- _Records for the exercise_:

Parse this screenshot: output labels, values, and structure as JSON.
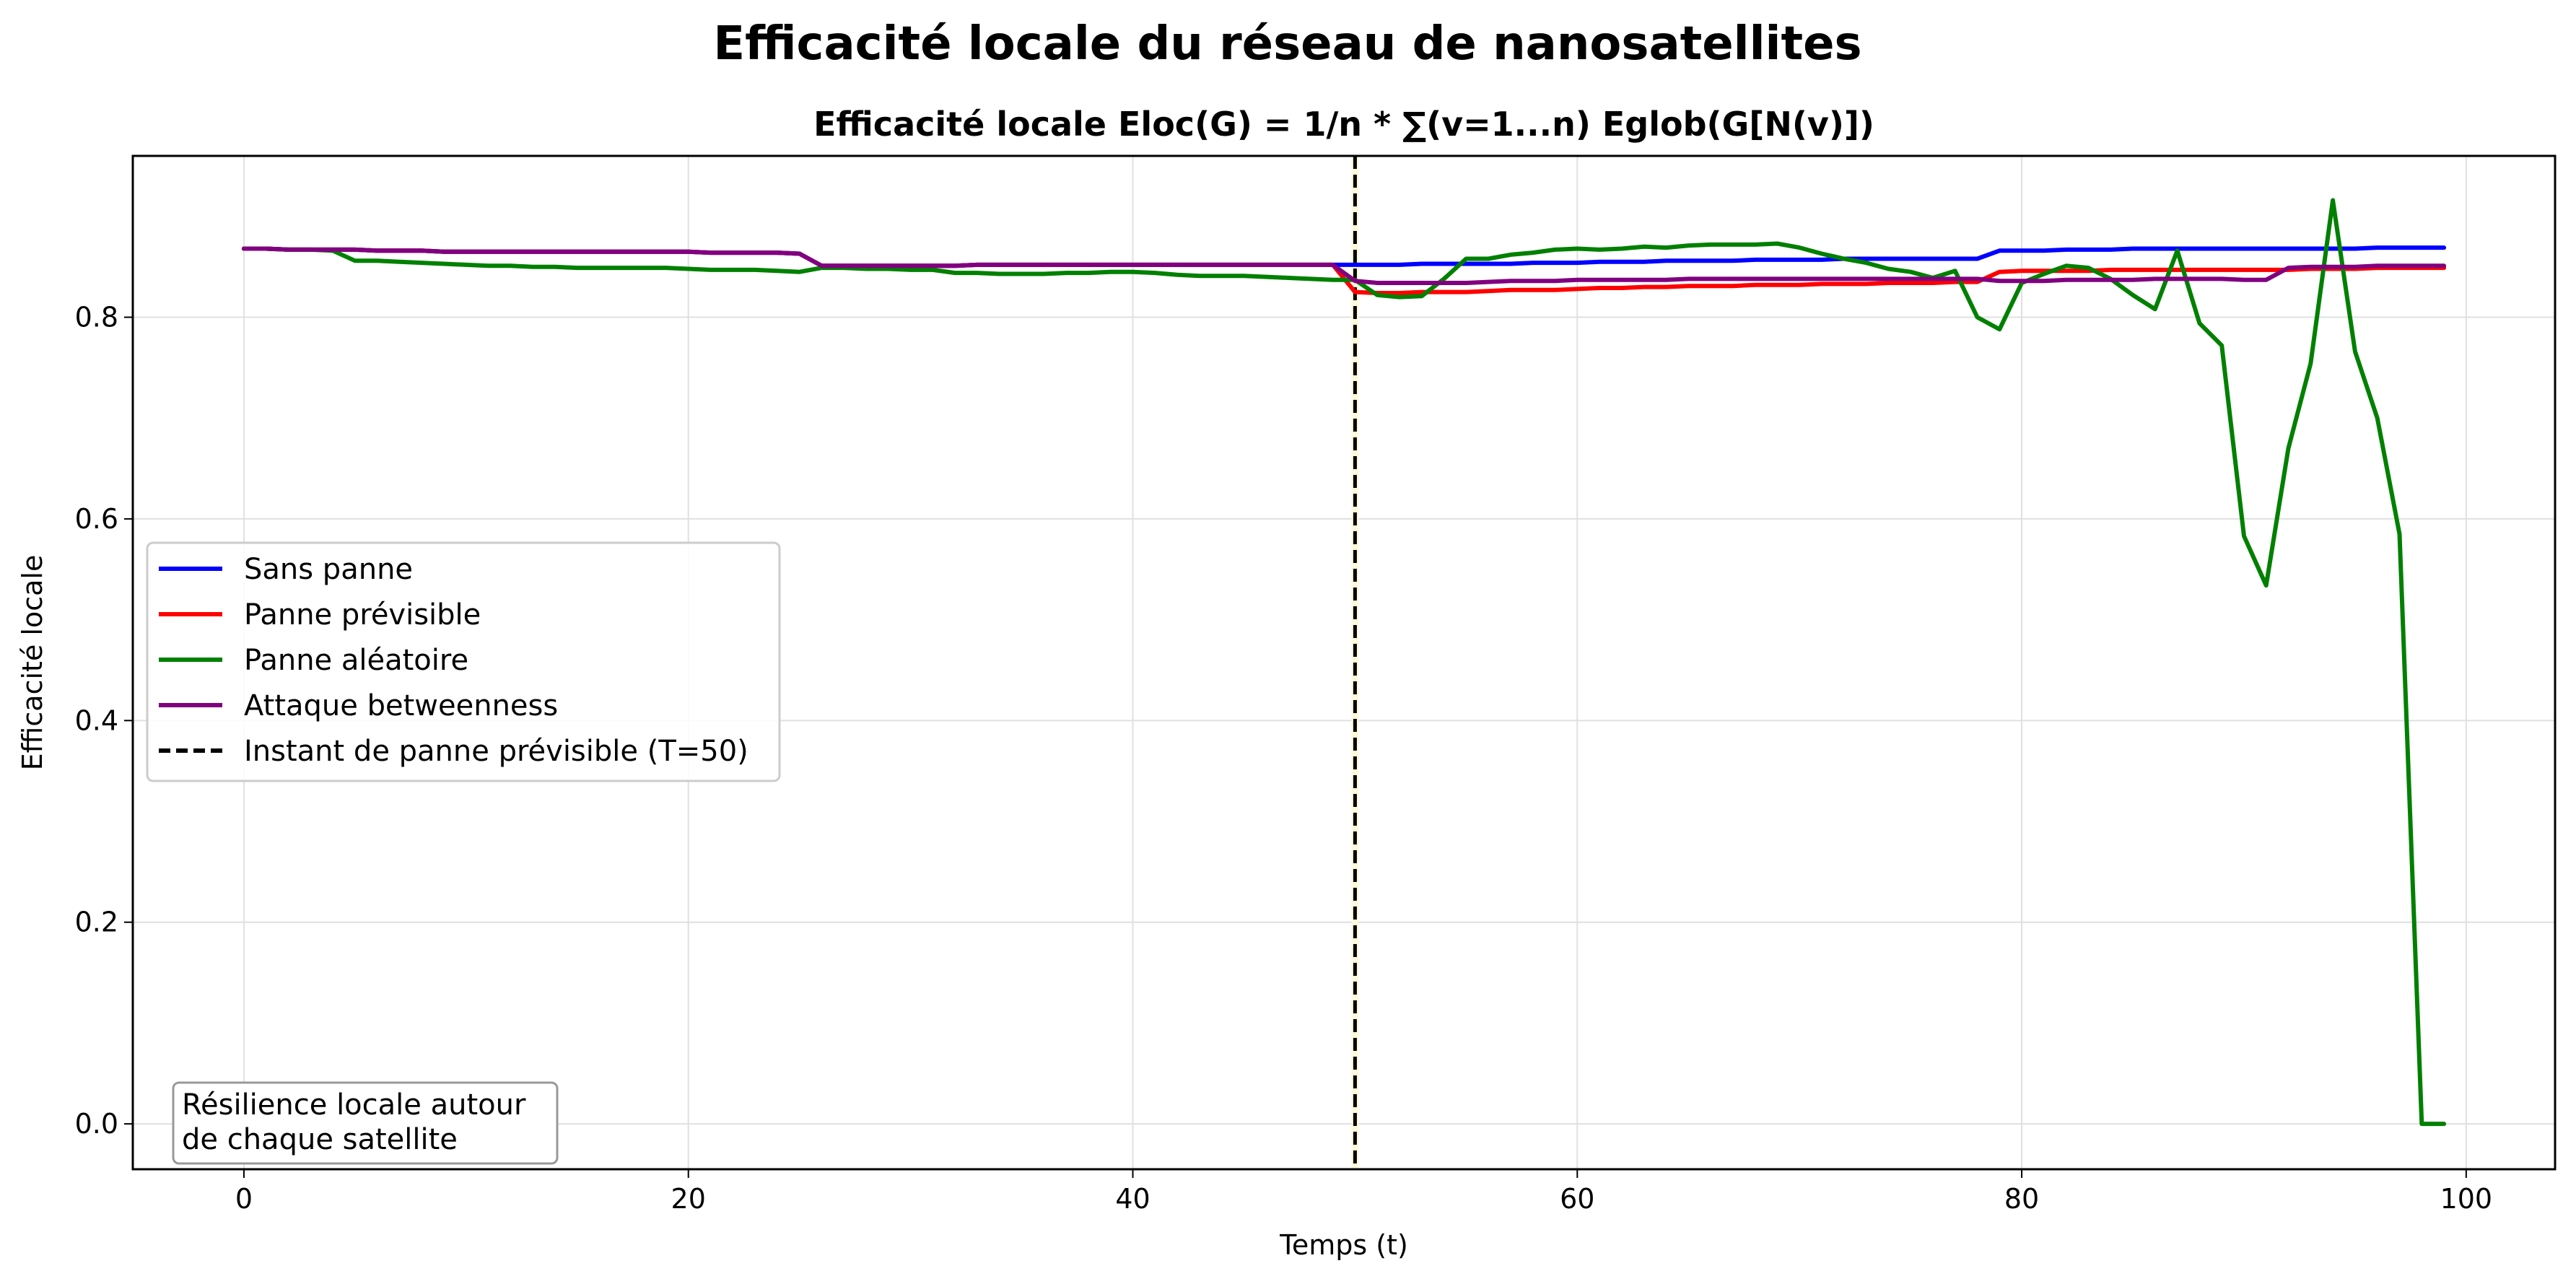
{
  "page": {
    "suptitle": "Efficacité locale du réseau de nanosatellites"
  },
  "chart_data": {
    "type": "line",
    "title": "Efficacité locale Eloc(G) = 1/n * ∑(v=1...n) Eglob(G[N(v)])",
    "xlabel": "Temps (t)",
    "ylabel": "Efficacité locale",
    "xlim": [
      -5,
      104
    ],
    "ylim": [
      -0.045,
      0.96
    ],
    "xticks": [
      0,
      20,
      40,
      60,
      80,
      100
    ],
    "xtick_labels": [
      "0",
      "20",
      "40",
      "60",
      "80",
      "100"
    ],
    "yticks": [
      0.0,
      0.2,
      0.4,
      0.6,
      0.8
    ],
    "ytick_labels": [
      "0.0",
      "0.2",
      "0.4",
      "0.6",
      "0.8"
    ],
    "grid": true,
    "legend_position": "center-left",
    "x": [
      0,
      1,
      2,
      3,
      4,
      5,
      6,
      7,
      8,
      9,
      10,
      11,
      12,
      13,
      14,
      15,
      16,
      17,
      18,
      19,
      20,
      21,
      22,
      23,
      24,
      25,
      26,
      27,
      28,
      29,
      30,
      31,
      32,
      33,
      34,
      35,
      36,
      37,
      38,
      39,
      40,
      41,
      42,
      43,
      44,
      45,
      46,
      47,
      48,
      49,
      50,
      51,
      52,
      53,
      54,
      55,
      56,
      57,
      58,
      59,
      60,
      61,
      62,
      63,
      64,
      65,
      66,
      67,
      68,
      69,
      70,
      71,
      72,
      73,
      74,
      75,
      76,
      77,
      78,
      79,
      80,
      81,
      82,
      83,
      84,
      85,
      86,
      87,
      88,
      89,
      90,
      91,
      92,
      93,
      94,
      95,
      96,
      97,
      98,
      99
    ],
    "series": [
      {
        "name": "Sans panne",
        "color": "#0000ff",
        "style": "solid",
        "values": [
          0.868,
          0.868,
          0.867,
          0.867,
          0.867,
          0.867,
          0.866,
          0.866,
          0.866,
          0.865,
          0.865,
          0.865,
          0.865,
          0.865,
          0.865,
          0.865,
          0.865,
          0.865,
          0.865,
          0.865,
          0.865,
          0.864,
          0.864,
          0.864,
          0.864,
          0.863,
          0.851,
          0.851,
          0.851,
          0.851,
          0.851,
          0.851,
          0.851,
          0.852,
          0.852,
          0.852,
          0.852,
          0.852,
          0.852,
          0.852,
          0.852,
          0.852,
          0.852,
          0.852,
          0.852,
          0.852,
          0.852,
          0.852,
          0.852,
          0.852,
          0.852,
          0.852,
          0.852,
          0.853,
          0.853,
          0.853,
          0.853,
          0.853,
          0.854,
          0.854,
          0.854,
          0.855,
          0.855,
          0.855,
          0.856,
          0.856,
          0.856,
          0.856,
          0.857,
          0.857,
          0.857,
          0.857,
          0.858,
          0.858,
          0.858,
          0.858,
          0.858,
          0.858,
          0.858,
          0.866,
          0.866,
          0.866,
          0.867,
          0.867,
          0.867,
          0.868,
          0.868,
          0.868,
          0.868,
          0.868,
          0.868,
          0.868,
          0.868,
          0.868,
          0.868,
          0.868,
          0.869,
          0.869,
          0.869,
          0.869
        ]
      },
      {
        "name": "Panne prévisible",
        "color": "#ff0000",
        "style": "solid",
        "values": [
          0.868,
          0.868,
          0.867,
          0.867,
          0.867,
          0.867,
          0.866,
          0.866,
          0.866,
          0.865,
          0.865,
          0.865,
          0.865,
          0.865,
          0.865,
          0.865,
          0.865,
          0.865,
          0.865,
          0.865,
          0.865,
          0.864,
          0.864,
          0.864,
          0.864,
          0.863,
          0.851,
          0.851,
          0.851,
          0.851,
          0.851,
          0.851,
          0.851,
          0.852,
          0.852,
          0.852,
          0.852,
          0.852,
          0.852,
          0.852,
          0.852,
          0.852,
          0.852,
          0.852,
          0.852,
          0.852,
          0.852,
          0.852,
          0.852,
          0.852,
          0.825,
          0.824,
          0.824,
          0.825,
          0.825,
          0.825,
          0.826,
          0.827,
          0.827,
          0.827,
          0.828,
          0.829,
          0.829,
          0.83,
          0.83,
          0.831,
          0.831,
          0.831,
          0.832,
          0.832,
          0.832,
          0.833,
          0.833,
          0.833,
          0.834,
          0.834,
          0.834,
          0.835,
          0.835,
          0.845,
          0.846,
          0.846,
          0.846,
          0.846,
          0.847,
          0.847,
          0.847,
          0.847,
          0.847,
          0.847,
          0.847,
          0.847,
          0.847,
          0.848,
          0.848,
          0.848,
          0.849,
          0.849,
          0.849,
          0.849
        ]
      },
      {
        "name": "Panne aléatoire",
        "color": "#008000",
        "style": "solid",
        "values": [
          0.868,
          0.868,
          0.867,
          0.867,
          0.866,
          0.856,
          0.856,
          0.855,
          0.854,
          0.853,
          0.852,
          0.851,
          0.851,
          0.85,
          0.85,
          0.849,
          0.849,
          0.849,
          0.849,
          0.849,
          0.848,
          0.847,
          0.847,
          0.847,
          0.846,
          0.845,
          0.849,
          0.849,
          0.848,
          0.848,
          0.847,
          0.847,
          0.844,
          0.844,
          0.843,
          0.843,
          0.843,
          0.844,
          0.844,
          0.845,
          0.845,
          0.844,
          0.842,
          0.841,
          0.841,
          0.841,
          0.84,
          0.839,
          0.838,
          0.837,
          0.837,
          0.822,
          0.82,
          0.821,
          0.838,
          0.858,
          0.858,
          0.862,
          0.864,
          0.867,
          0.868,
          0.867,
          0.868,
          0.87,
          0.869,
          0.871,
          0.872,
          0.872,
          0.872,
          0.873,
          0.869,
          0.863,
          0.858,
          0.854,
          0.848,
          0.845,
          0.839,
          0.846,
          0.8,
          0.788,
          0.834,
          0.843,
          0.851,
          0.849,
          0.838,
          0.822,
          0.808,
          0.866,
          0.794,
          0.772,
          0.583,
          0.534,
          0.67,
          0.754,
          0.916,
          0.766,
          0.7,
          0.585,
          0.0,
          0.0
        ]
      },
      {
        "name": "Attaque betweenness",
        "color": "#800080",
        "style": "solid",
        "values": [
          0.868,
          0.868,
          0.867,
          0.867,
          0.867,
          0.867,
          0.866,
          0.866,
          0.866,
          0.865,
          0.865,
          0.865,
          0.865,
          0.865,
          0.865,
          0.865,
          0.865,
          0.865,
          0.865,
          0.865,
          0.865,
          0.864,
          0.864,
          0.864,
          0.864,
          0.863,
          0.851,
          0.851,
          0.851,
          0.851,
          0.851,
          0.851,
          0.851,
          0.852,
          0.852,
          0.852,
          0.852,
          0.852,
          0.852,
          0.852,
          0.852,
          0.852,
          0.852,
          0.852,
          0.852,
          0.852,
          0.852,
          0.852,
          0.852,
          0.852,
          0.836,
          0.834,
          0.834,
          0.834,
          0.834,
          0.834,
          0.835,
          0.836,
          0.836,
          0.836,
          0.837,
          0.837,
          0.837,
          0.837,
          0.837,
          0.838,
          0.838,
          0.838,
          0.838,
          0.838,
          0.838,
          0.838,
          0.838,
          0.838,
          0.838,
          0.838,
          0.838,
          0.838,
          0.838,
          0.836,
          0.836,
          0.836,
          0.837,
          0.837,
          0.837,
          0.837,
          0.838,
          0.838,
          0.838,
          0.838,
          0.837,
          0.837,
          0.849,
          0.85,
          0.85,
          0.85,
          0.851,
          0.851,
          0.851,
          0.851
        ]
      }
    ],
    "vlines": [
      {
        "name": "Instant de panne prévisible (T=50)",
        "x": 50,
        "color": "#000000",
        "style": "dashed"
      }
    ],
    "annotation": {
      "lines": [
        "Résilience locale autour",
        "de chaque satellite"
      ],
      "position": "bottom-left"
    }
  }
}
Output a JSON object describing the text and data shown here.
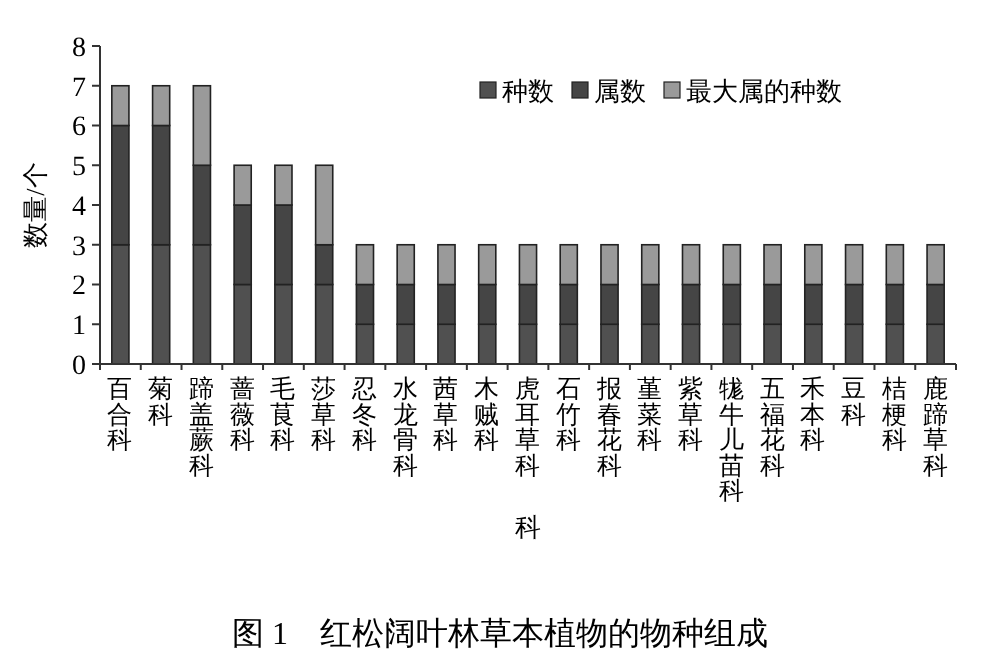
{
  "chart_data": {
    "type": "bar",
    "stacked": true,
    "title": "图 1　红松阔叶林草本植物的物种组成",
    "xlabel": "科",
    "ylabel": "数量/个",
    "categories": [
      "百合科",
      "菊科",
      "蹄盖蕨科",
      "蔷薇科",
      "毛茛科",
      "莎草科",
      "忍冬科",
      "水龙骨科",
      "茜草科",
      "木贼科",
      "虎耳草科",
      "石竹科",
      "报春花科",
      "堇菜科",
      "紫草科",
      "牻牛儿苗科",
      "五福花科",
      "禾本科",
      "豆科",
      "桔梗科",
      "鹿蹄草科"
    ],
    "series": [
      {
        "name": "种数",
        "color": "#505050",
        "values": [
          3,
          3,
          3,
          2,
          2,
          2,
          1,
          1,
          1,
          1,
          1,
          1,
          1,
          1,
          1,
          1,
          1,
          1,
          1,
          1,
          1
        ]
      },
      {
        "name": "属数",
        "color": "#454545",
        "values": [
          3,
          3,
          2,
          2,
          2,
          1,
          1,
          1,
          1,
          1,
          1,
          1,
          1,
          1,
          1,
          1,
          1,
          1,
          1,
          1,
          1
        ]
      },
      {
        "name": "最大属的种数",
        "color": "#9a9a9a",
        "values": [
          1,
          1,
          2,
          1,
          1,
          2,
          1,
          1,
          1,
          1,
          1,
          1,
          1,
          1,
          1,
          1,
          1,
          1,
          1,
          1,
          1
        ]
      }
    ],
    "ylim": [
      0,
      8
    ],
    "yticks": [
      0,
      1,
      2,
      3,
      4,
      5,
      6,
      7,
      8
    ],
    "grid": false,
    "legend": "top right"
  }
}
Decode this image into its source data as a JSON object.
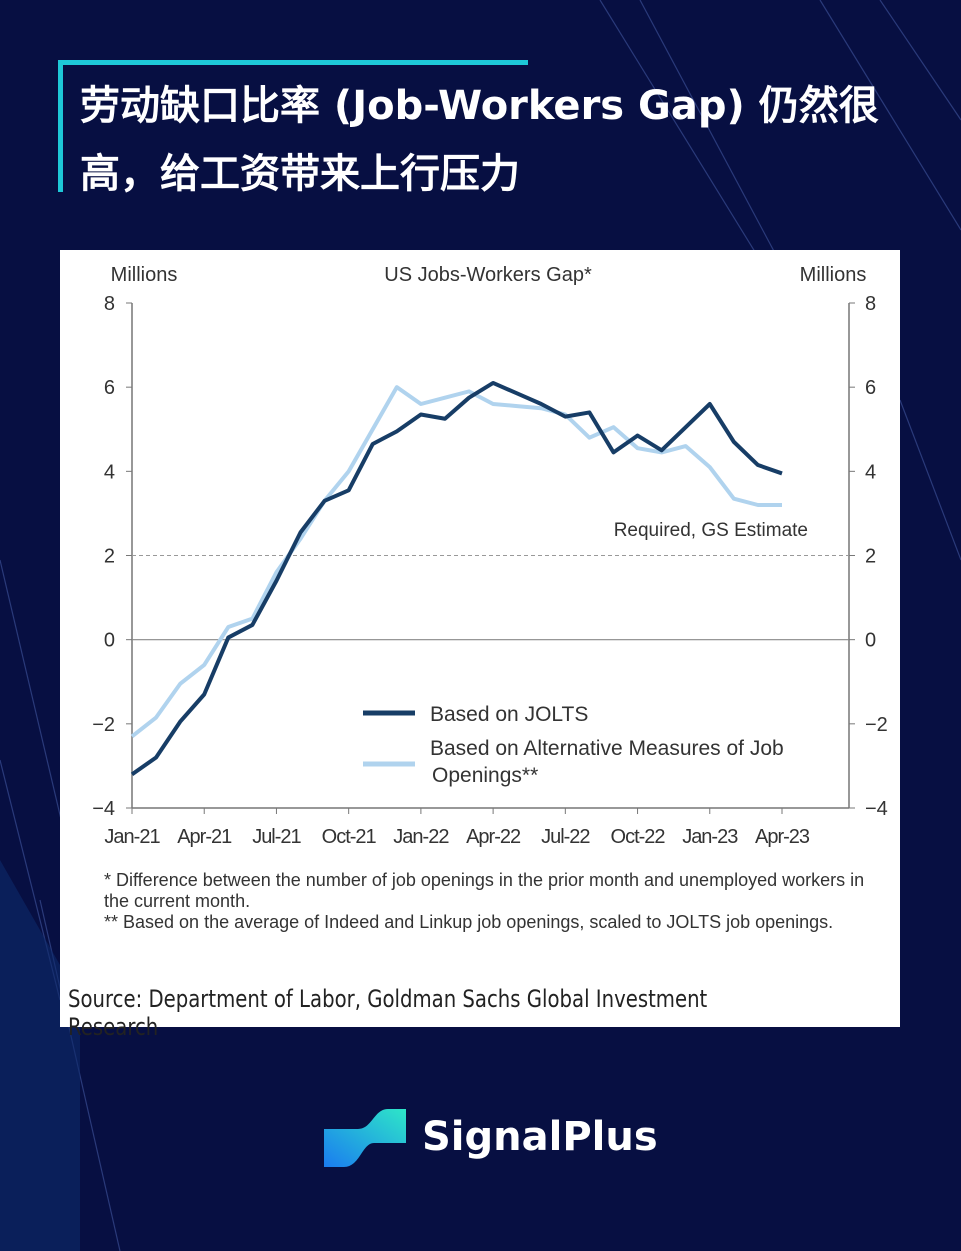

- _Exercise requirements_: Working from the listing above, pick out every line that has "prévisible" and copy it.

- _Correct answer_:
        "name": "Panne prévisible",
        "name": "Instant de panne prévisible (T=50)",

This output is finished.